[Items from a dataset]
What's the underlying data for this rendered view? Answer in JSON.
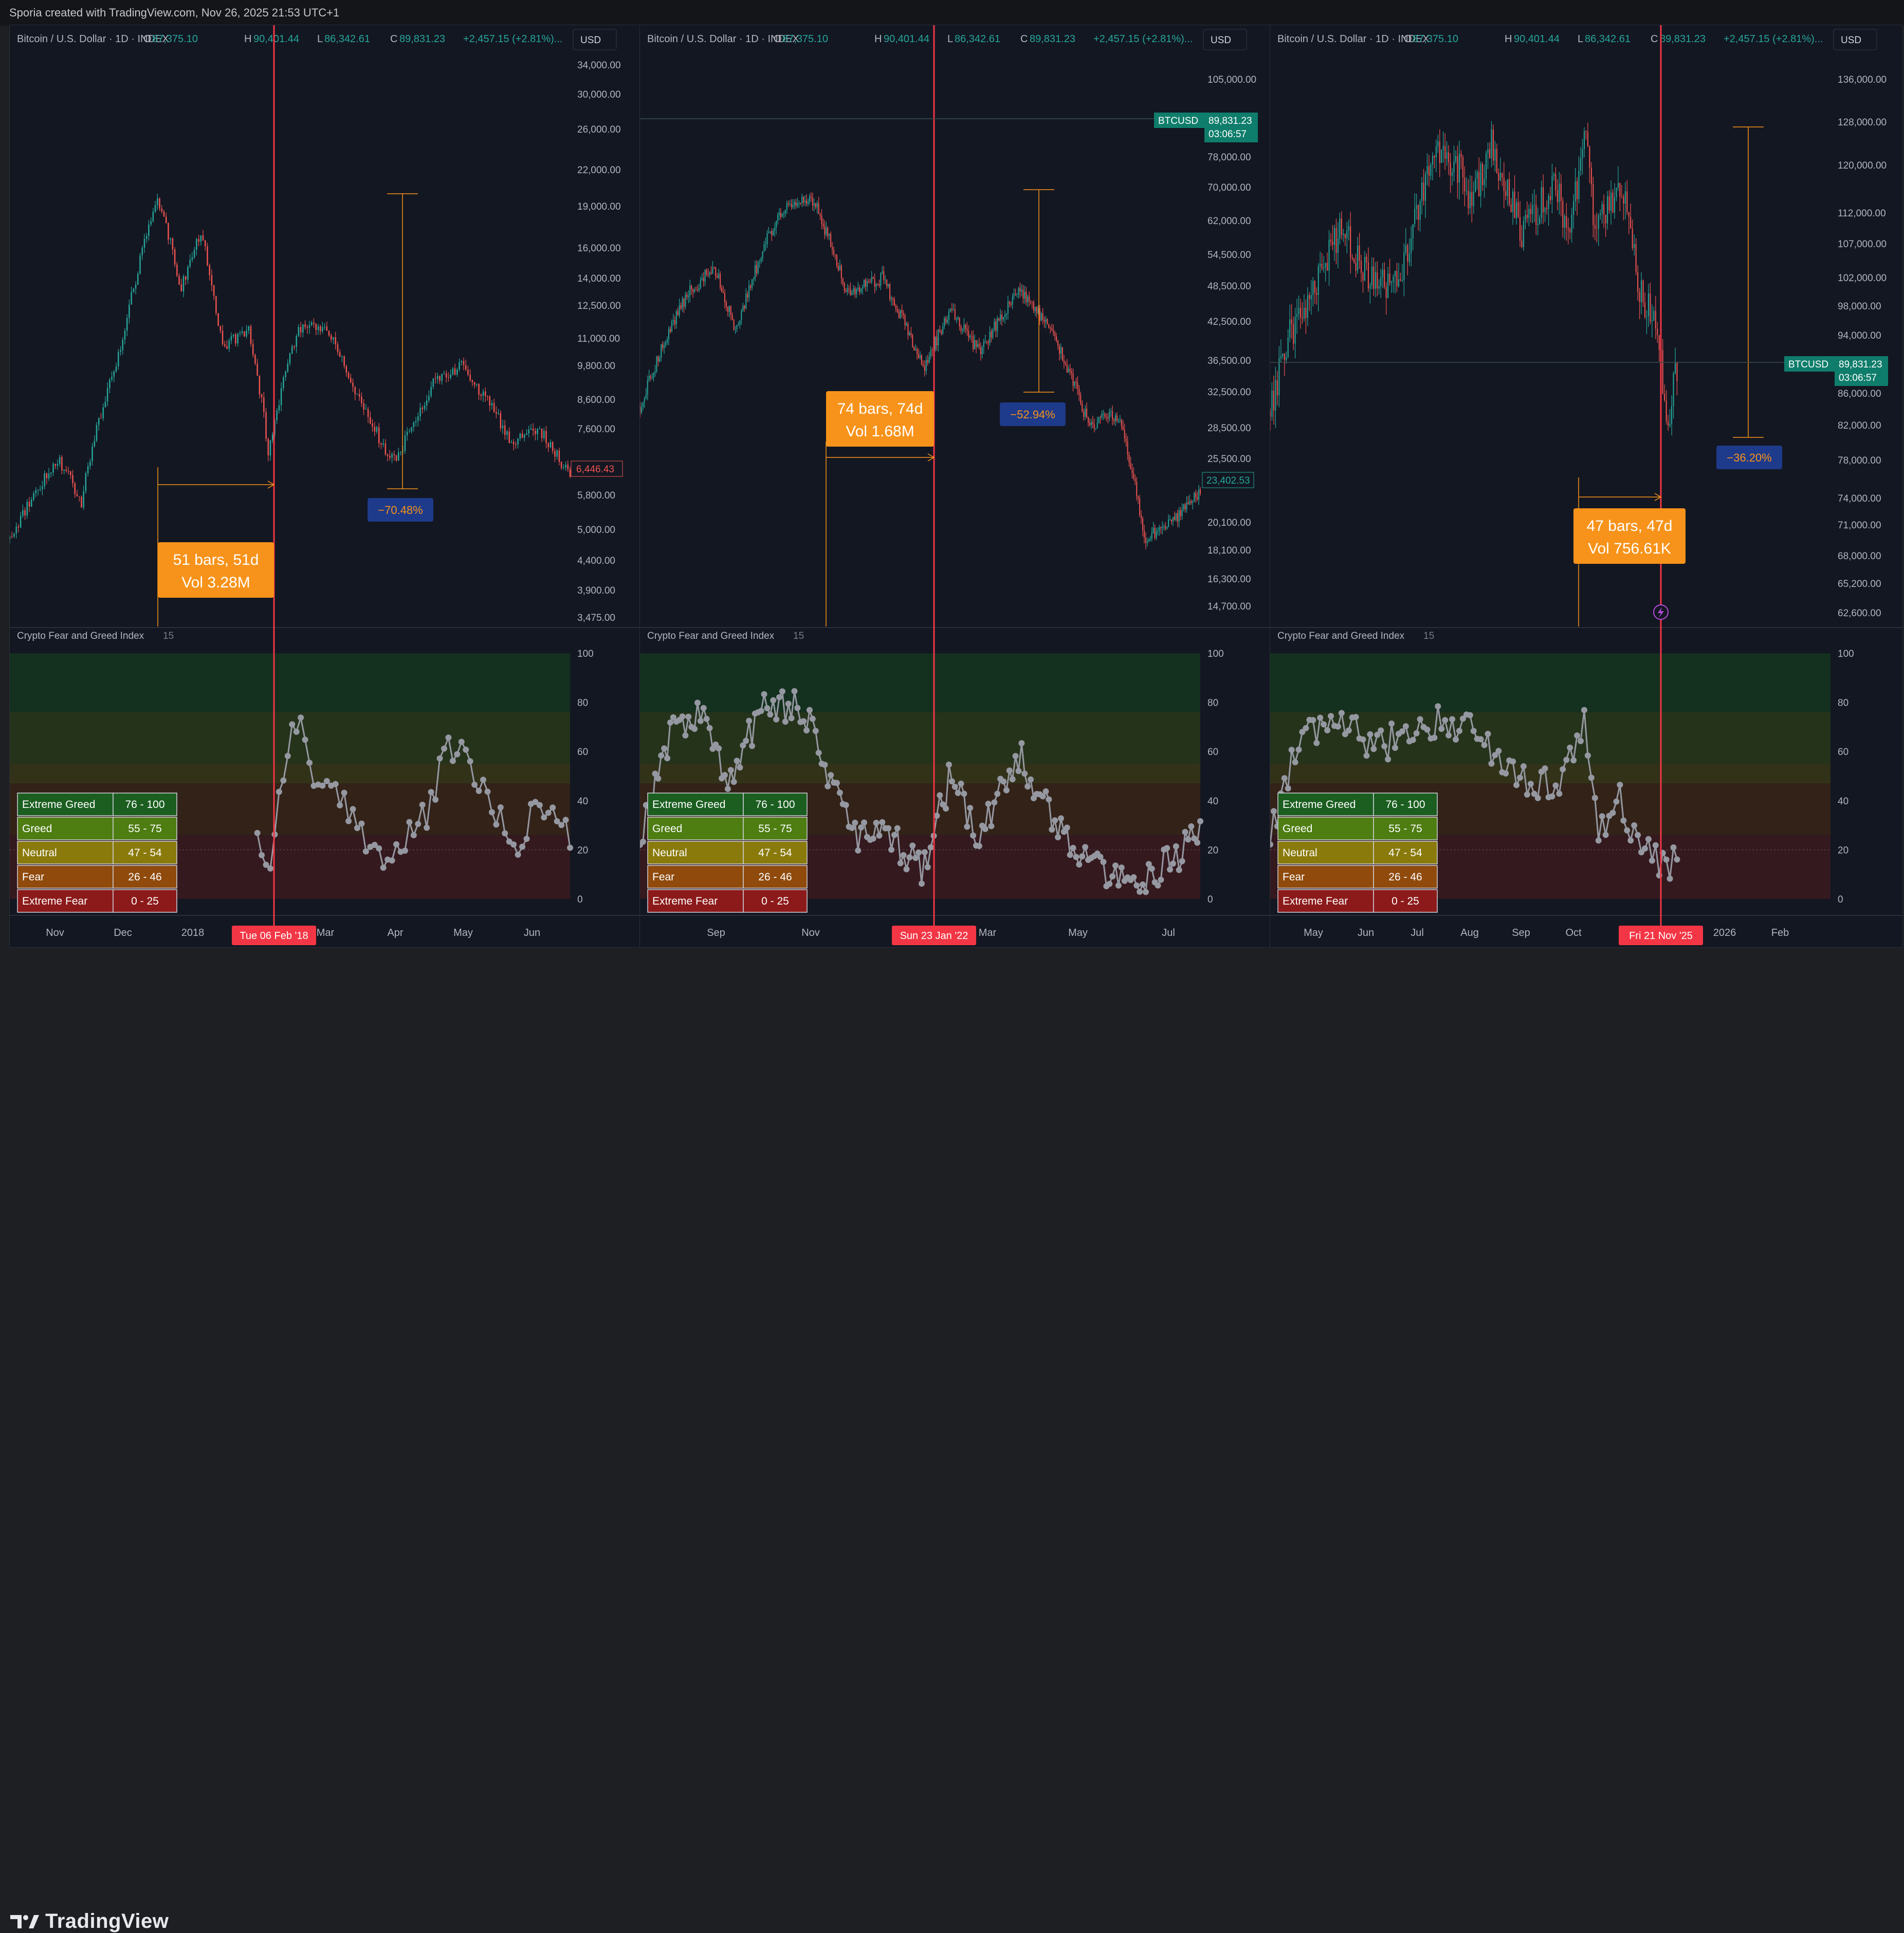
{
  "caption": "Sporia created with TradingView.com, Nov 26, 2025 21:53 UTC+1",
  "logo_text": "TradingView",
  "colors": {
    "background": "#131722",
    "up": "#26a69a",
    "down": "#ef5350",
    "crosshair": "#f23645",
    "measure": "#f7931a",
    "measure_label_bg": "#1e3a8a",
    "fgi_line": "#9598a1"
  },
  "fgi_legend": [
    {
      "label": "Extreme Greed",
      "range": "76 - 100",
      "color": "#1b5e20"
    },
    {
      "label": "Greed",
      "range": "55 - 75",
      "color": "#4e7d12"
    },
    {
      "label": "Neutral",
      "range": "47 - 54",
      "color": "#8a7a0c"
    },
    {
      "label": "Fear",
      "range": "26 - 46",
      "color": "#8f4a0c"
    },
    {
      "label": "Extreme Fear",
      "range": "0 - 25",
      "color": "#8c1a1a"
    }
  ],
  "panels": [
    {
      "header": {
        "symbol": "Bitcoin / U.S. Dollar · 1D · INDEX",
        "o_label": "O",
        "o": "87,375.10",
        "h_label": "H",
        "h": "90,401.44",
        "l_label": "L",
        "l": "86,342.61",
        "c_label": "C",
        "c": "89,831.23",
        "chg": "+2,457.15 (+2.81%)..."
      },
      "currency": "USD",
      "indicator_title": "Crypto Fear and Greed Index",
      "indicator_param": "15",
      "price_ticks": [
        "34,000.00",
        "30,000.00",
        "26,000.00",
        "22,000.00",
        "19,000.00",
        "16,000.00",
        "14,000.00",
        "12,500.00",
        "11,000.00",
        "9,800.00",
        "8,600.00",
        "7,600.00",
        "5,800.00",
        "5,000.00",
        "4,400.00",
        "3,900.00",
        "3,475.00"
      ],
      "ind_ticks": [
        "100",
        "80",
        "60",
        "40",
        "20",
        "0"
      ],
      "time_ticks": [
        "Nov",
        "Dec",
        "2018",
        "Mar",
        "Apr",
        "May",
        "Jun"
      ],
      "crosshair_date": "Tue 06 Feb '18",
      "price_badges": [
        {
          "text": "6,446.43",
          "style": "outline-red"
        }
      ],
      "measure": {
        "bars": "51 bars, 51d",
        "vol": "Vol 3.28M"
      },
      "pct": "−70.48%"
    },
    {
      "header": {
        "symbol": "Bitcoin / U.S. Dollar · 1D · INDEX",
        "o_label": "O",
        "o": "87,375.10",
        "h_label": "H",
        "h": "90,401.44",
        "l_label": "L",
        "l": "86,342.61",
        "c_label": "C",
        "c": "89,831.23",
        "chg": "+2,457.15 (+2.81%)..."
      },
      "currency": "USD",
      "indicator_title": "Crypto Fear and Greed Index",
      "indicator_param": "15",
      "price_ticks": [
        "105,000.00",
        "78,000.00",
        "70,000.00",
        "62,000.00",
        "54,500.00",
        "48,500.00",
        "42,500.00",
        "36,500.00",
        "32,500.00",
        "28,500.00",
        "25,500.00",
        "20,100.00",
        "18,100.00",
        "16,300.00",
        "14,700.00"
      ],
      "ind_ticks": [
        "100",
        "80",
        "60",
        "40",
        "20",
        "0"
      ],
      "time_ticks": [
        "Sep",
        "Nov",
        "2",
        "Mar",
        "May",
        "Jul"
      ],
      "crosshair_date": "Sun 23 Jan '22",
      "price_badges": [
        {
          "text": "BTCUSD",
          "style": "teal"
        },
        {
          "text": "89,831.23",
          "style": "teal"
        },
        {
          "text": "03:06:57",
          "style": "teal"
        },
        {
          "text": "23,402.53",
          "style": "outline-teal"
        }
      ],
      "measure": {
        "bars": "74 bars, 74d",
        "vol": "Vol 1.68M"
      },
      "pct": "−52.94%"
    },
    {
      "header": {
        "symbol": "Bitcoin / U.S. Dollar · 1D · INDEX",
        "o_label": "O",
        "o": "87,375.10",
        "h_label": "H",
        "h": "90,401.44",
        "l_label": "L",
        "l": "86,342.61",
        "c_label": "C",
        "c": "89,831.23",
        "chg": "+2,457.15 (+2.81%)..."
      },
      "currency": "USD",
      "indicator_title": "Crypto Fear and Greed Index",
      "indicator_param": "15",
      "price_ticks": [
        "136,000.00",
        "128,000.00",
        "120,000.00",
        "112,000.00",
        "107,000.00",
        "102,000.00",
        "98,000.00",
        "94,000.00",
        "86,000.00",
        "82,000.00",
        "78,000.00",
        "74,000.00",
        "71,000.00",
        "68,000.00",
        "65,200.00",
        "62,600.00"
      ],
      "ind_ticks": [
        "100",
        "80",
        "60",
        "40",
        "20",
        "0"
      ],
      "time_ticks": [
        "May",
        "Jun",
        "Jul",
        "Aug",
        "Sep",
        "Oct",
        "N",
        "2026",
        "Feb"
      ],
      "crosshair_date": "Fri 21 Nov '25",
      "price_badges": [
        {
          "text": "BTCUSD",
          "style": "teal"
        },
        {
          "text": "89,831.23",
          "style": "teal"
        },
        {
          "text": "03:06:57",
          "style": "teal"
        }
      ],
      "measure": {
        "bars": "47 bars, 47d",
        "vol": "Vol 756.61K"
      },
      "pct": "−36.20%"
    }
  ],
  "chart_data": [
    {
      "type": "candlestick",
      "title": "Bitcoin / U.S. Dollar · 1D · INDEX",
      "scale": "log",
      "ylim": [
        3475,
        34000
      ],
      "x_start": "2017-10-10",
      "x_end": "2018-06-25",
      "event_date": "2018-02-06",
      "path": [
        [
          "2017-10-10",
          4800
        ],
        [
          "2017-11-01",
          6700
        ],
        [
          "2017-11-12",
          5600
        ],
        [
          "2017-12-01",
          10800
        ],
        [
          "2017-12-17",
          19500
        ],
        [
          "2017-12-28",
          13500
        ],
        [
          "2018-01-06",
          17000
        ],
        [
          "2018-01-16",
          10500
        ],
        [
          "2018-01-28",
          11500
        ],
        [
          "2018-02-06",
          6900
        ],
        [
          "2018-02-20",
          11400
        ],
        [
          "2018-03-05",
          11500
        ],
        [
          "2018-03-20",
          8500
        ],
        [
          "2018-04-01",
          6900
        ],
        [
          "2018-04-06",
          6600
        ],
        [
          "2018-04-25",
          9400
        ],
        [
          "2018-05-06",
          9800
        ],
        [
          "2018-05-29",
          7200
        ],
        [
          "2018-06-10",
          7600
        ],
        [
          "2018-06-25",
          6200
        ]
      ],
      "annotations": {
        "measure": "51 bars, 51d / Vol 3.28M",
        "pct_change": "−70.48%"
      },
      "indicator": {
        "name": "Crypto Fear and Greed Index",
        "param": "15",
        "ylim": [
          0,
          100
        ],
        "path": [
          [
            "2018-02-01",
            30
          ],
          [
            "2018-02-06",
            8
          ],
          [
            "2018-02-13",
            55
          ],
          [
            "2018-02-20",
            74
          ],
          [
            "2018-03-01",
            45
          ],
          [
            "2018-03-10",
            40
          ],
          [
            "2018-03-20",
            30
          ],
          [
            "2018-04-01",
            15
          ],
          [
            "2018-04-10",
            22
          ],
          [
            "2018-04-20",
            35
          ],
          [
            "2018-05-01",
            63
          ],
          [
            "2018-05-10",
            55
          ],
          [
            "2018-05-20",
            35
          ],
          [
            "2018-06-01",
            22
          ],
          [
            "2018-06-10",
            40
          ],
          [
            "2018-06-25",
            25
          ]
        ]
      }
    },
    {
      "type": "candlestick",
      "title": "Bitcoin / U.S. Dollar · 1D · INDEX",
      "scale": "log",
      "ylim": [
        14700,
        105000
      ],
      "x_start": "2021-07-20",
      "x_end": "2022-07-25",
      "event_date": "2022-01-23",
      "path": [
        [
          "2021-07-20",
          31000
        ],
        [
          "2021-08-20",
          47000
        ],
        [
          "2021-09-07",
          52000
        ],
        [
          "2021-09-21",
          41000
        ],
        [
          "2021-10-20",
          64000
        ],
        [
          "2021-11-10",
          68000
        ],
        [
          "2021-12-04",
          47000
        ],
        [
          "2021-12-27",
          50000
        ],
        [
          "2022-01-23",
          35500
        ],
        [
          "2022-02-10",
          44000
        ],
        [
          "2022-03-01",
          38000
        ],
        [
          "2022-03-28",
          47500
        ],
        [
          "2022-04-20",
          40000
        ],
        [
          "2022-05-12",
          29000
        ],
        [
          "2022-06-01",
          30000
        ],
        [
          "2022-06-18",
          19000
        ],
        [
          "2022-07-01",
          19500
        ],
        [
          "2022-07-25",
          22500
        ]
      ],
      "annotations": {
        "measure": "74 bars, 74d / Vol 1.68M",
        "pct_change": "−52.94%"
      },
      "indicator": {
        "name": "Crypto Fear and Greed Index",
        "param": "15",
        "ylim": [
          0,
          100
        ],
        "path": [
          [
            "2021-07-20",
            25
          ],
          [
            "2021-08-10",
            70
          ],
          [
            "2021-09-01",
            75
          ],
          [
            "2021-09-15",
            45
          ],
          [
            "2021-10-10",
            80
          ],
          [
            "2021-11-05",
            78
          ],
          [
            "2021-11-25",
            45
          ],
          [
            "2021-12-10",
            25
          ],
          [
            "2022-01-01",
            25
          ],
          [
            "2022-01-23",
            12
          ],
          [
            "2022-02-10",
            50
          ],
          [
            "2022-03-01",
            25
          ],
          [
            "2022-03-28",
            58
          ],
          [
            "2022-04-20",
            30
          ],
          [
            "2022-05-20",
            12
          ],
          [
            "2022-06-18",
            7
          ],
          [
            "2022-07-10",
            18
          ],
          [
            "2022-07-25",
            28
          ]
        ]
      }
    },
    {
      "type": "candlestick",
      "title": "Bitcoin / U.S. Dollar · 1D · INDEX",
      "scale": "log",
      "ylim": [
        62600,
        136000
      ],
      "x_start": "2025-04-12",
      "x_end": "2026-02-20",
      "event_date": "2025-11-21",
      "last_price": 89831.23,
      "path": [
        [
          "2025-04-12",
          84000
        ],
        [
          "2025-04-22",
          93000
        ],
        [
          "2025-05-10",
          103000
        ],
        [
          "2025-05-22",
          110000
        ],
        [
          "2025-06-05",
          102000
        ],
        [
          "2025-06-22",
          101000
        ],
        [
          "2025-07-14",
          122000
        ],
        [
          "2025-07-28",
          119000
        ],
        [
          "2025-08-02",
          113000
        ],
        [
          "2025-08-14",
          123500
        ],
        [
          "2025-08-31",
          108500
        ],
        [
          "2025-09-18",
          117000
        ],
        [
          "2025-09-26",
          109000
        ],
        [
          "2025-10-06",
          125000
        ],
        [
          "2025-10-10",
          111000
        ],
        [
          "2025-10-27",
          115000
        ],
        [
          "2025-11-04",
          101000
        ],
        [
          "2025-11-14",
          95000
        ],
        [
          "2025-11-21",
          83000
        ],
        [
          "2025-11-26",
          89831
        ]
      ],
      "annotations": {
        "measure": "47 bars, 47d / Vol 756.61K",
        "pct_change": "−36.20%"
      },
      "indicator": {
        "name": "Crypto Fear and Greed Index",
        "param": "15",
        "ylim": [
          0,
          100
        ],
        "path": [
          [
            "2025-04-12",
            25
          ],
          [
            "2025-04-25",
            60
          ],
          [
            "2025-05-10",
            70
          ],
          [
            "2025-05-25",
            72
          ],
          [
            "2025-06-10",
            60
          ],
          [
            "2025-06-25",
            68
          ],
          [
            "2025-07-15",
            73
          ],
          [
            "2025-08-05",
            70
          ],
          [
            "2025-08-20",
            55
          ],
          [
            "2025-09-05",
            48
          ],
          [
            "2025-09-20",
            45
          ],
          [
            "2025-10-05",
            72
          ],
          [
            "2025-10-12",
            28
          ],
          [
            "2025-10-25",
            40
          ],
          [
            "2025-11-05",
            22
          ],
          [
            "2025-11-14",
            15
          ],
          [
            "2025-11-21",
            11
          ],
          [
            "2025-11-26",
            20
          ]
        ]
      }
    }
  ]
}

### EXERCISE DESCRIPTION
What is the number of lines in the data above that include the word "bars"? Answer with that number only.

### OUTPUT FOR THIS TASK
6